Request: Omit the pictures and return every entry exactly as written.

Record set:
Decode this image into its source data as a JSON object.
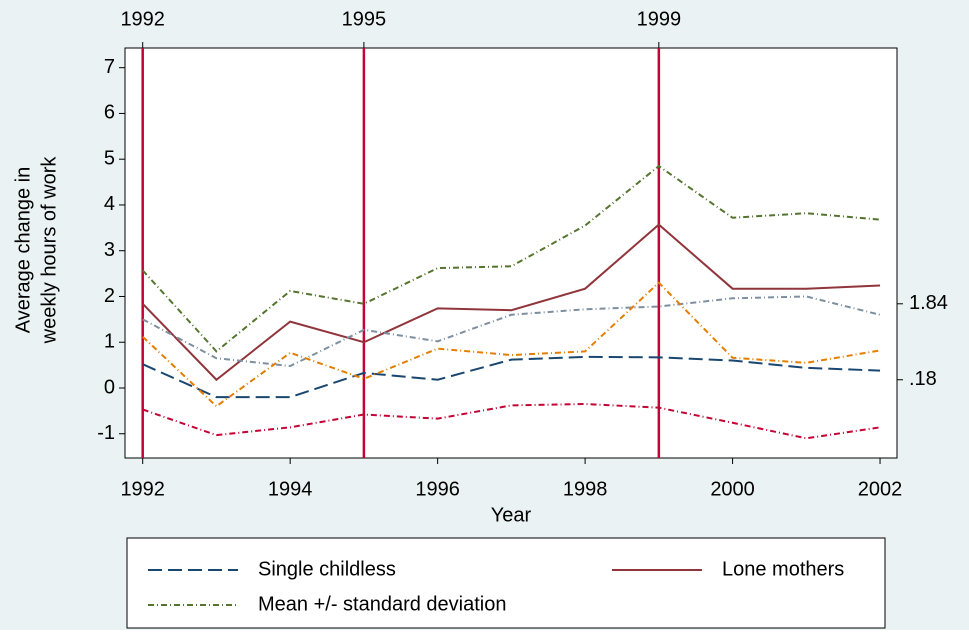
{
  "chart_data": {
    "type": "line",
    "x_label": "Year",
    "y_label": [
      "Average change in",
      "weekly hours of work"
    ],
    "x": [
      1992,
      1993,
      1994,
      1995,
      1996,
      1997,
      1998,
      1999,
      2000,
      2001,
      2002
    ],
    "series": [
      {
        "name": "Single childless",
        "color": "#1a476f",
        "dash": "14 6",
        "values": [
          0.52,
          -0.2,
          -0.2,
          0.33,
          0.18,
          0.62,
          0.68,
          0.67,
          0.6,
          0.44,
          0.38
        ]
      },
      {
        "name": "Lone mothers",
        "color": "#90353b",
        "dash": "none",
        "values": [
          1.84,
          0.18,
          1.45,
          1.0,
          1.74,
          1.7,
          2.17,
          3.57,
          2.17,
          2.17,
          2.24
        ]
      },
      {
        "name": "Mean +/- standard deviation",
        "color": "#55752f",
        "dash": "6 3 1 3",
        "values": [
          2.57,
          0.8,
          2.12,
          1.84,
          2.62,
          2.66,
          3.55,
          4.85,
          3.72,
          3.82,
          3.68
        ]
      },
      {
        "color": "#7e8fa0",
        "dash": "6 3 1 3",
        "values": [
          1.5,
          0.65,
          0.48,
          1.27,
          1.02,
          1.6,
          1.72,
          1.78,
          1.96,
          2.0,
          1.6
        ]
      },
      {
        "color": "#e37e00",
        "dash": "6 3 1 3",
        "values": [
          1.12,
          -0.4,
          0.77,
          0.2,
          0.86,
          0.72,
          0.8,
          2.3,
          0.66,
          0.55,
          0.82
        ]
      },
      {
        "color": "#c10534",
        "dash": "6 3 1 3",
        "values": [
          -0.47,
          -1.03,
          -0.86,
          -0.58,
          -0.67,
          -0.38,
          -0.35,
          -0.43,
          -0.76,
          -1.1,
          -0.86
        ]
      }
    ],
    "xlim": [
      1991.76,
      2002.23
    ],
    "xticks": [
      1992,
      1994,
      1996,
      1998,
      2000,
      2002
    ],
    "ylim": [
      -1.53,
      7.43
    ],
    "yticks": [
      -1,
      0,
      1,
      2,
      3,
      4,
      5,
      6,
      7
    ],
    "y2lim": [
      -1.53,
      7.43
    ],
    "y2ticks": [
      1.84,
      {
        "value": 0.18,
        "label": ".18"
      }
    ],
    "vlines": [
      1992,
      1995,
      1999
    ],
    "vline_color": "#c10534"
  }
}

Expected answer:
Decode this image into its source data as a JSON object.
{
  "chart_data": {
    "type": "line",
    "x_label": "Year",
    "y_label": [
      "Average change in",
      "weekly hours of work"
    ],
    "x": [
      1992,
      1993,
      1994,
      1995,
      1996,
      1997,
      1998,
      1999,
      2000,
      2001,
      2002
    ],
    "series": [
      {
        "name": "Single childless",
        "color": "#1a476f",
        "dash": "14 6",
        "values": [
          0.52,
          -0.2,
          -0.2,
          0.33,
          0.18,
          0.62,
          0.68,
          0.67,
          0.6,
          0.44,
          0.38
        ]
      },
      {
        "name": "Lone mothers",
        "color": "#90353b",
        "dash": "none",
        "values": [
          1.84,
          0.18,
          1.45,
          1.0,
          1.74,
          1.7,
          2.17,
          3.57,
          2.17,
          2.17,
          2.24
        ]
      },
      {
        "name": "Mean +/- standard deviation",
        "color": "#55752f",
        "dash": "6 3 1 3",
        "values": [
          2.57,
          0.8,
          2.12,
          1.84,
          2.62,
          2.66,
          3.55,
          4.85,
          3.72,
          3.82,
          3.68
        ]
      },
      {
        "color": "#7e8fa0",
        "dash": "6 3 1 3",
        "values": [
          1.5,
          0.65,
          0.48,
          1.27,
          1.02,
          1.6,
          1.72,
          1.78,
          1.96,
          2.0,
          1.6
        ]
      },
      {
        "color": "#e37e00",
        "dash": "6 3 1 3",
        "values": [
          1.12,
          -0.4,
          0.77,
          0.2,
          0.86,
          0.72,
          0.8,
          2.3,
          0.66,
          0.55,
          0.82
        ]
      },
      {
        "color": "#c10534",
        "dash": "6 3 1 3",
        "values": [
          -0.47,
          -1.03,
          -0.86,
          -0.58,
          -0.67,
          -0.38,
          -0.35,
          -0.43,
          -0.76,
          -1.1,
          -0.86
        ]
      }
    ],
    "xlim": [
      1991.76,
      2002.23
    ],
    "xticks": [
      1992,
      1994,
      1996,
      1998,
      2000,
      2002
    ],
    "ylim": [
      -1.53,
      7.43
    ],
    "yticks": [
      -1,
      0,
      1,
      2,
      3,
      4,
      5,
      6,
      7
    ],
    "y2lim": [
      -1.53,
      7.43
    ],
    "y2ticks": [
      1.84,
      {
        "value": 0.18,
        "label": ".18"
      }
    ],
    "vlines": [
      1992,
      1995,
      1999
    ],
    "vline_color": "#c10534"
  }
}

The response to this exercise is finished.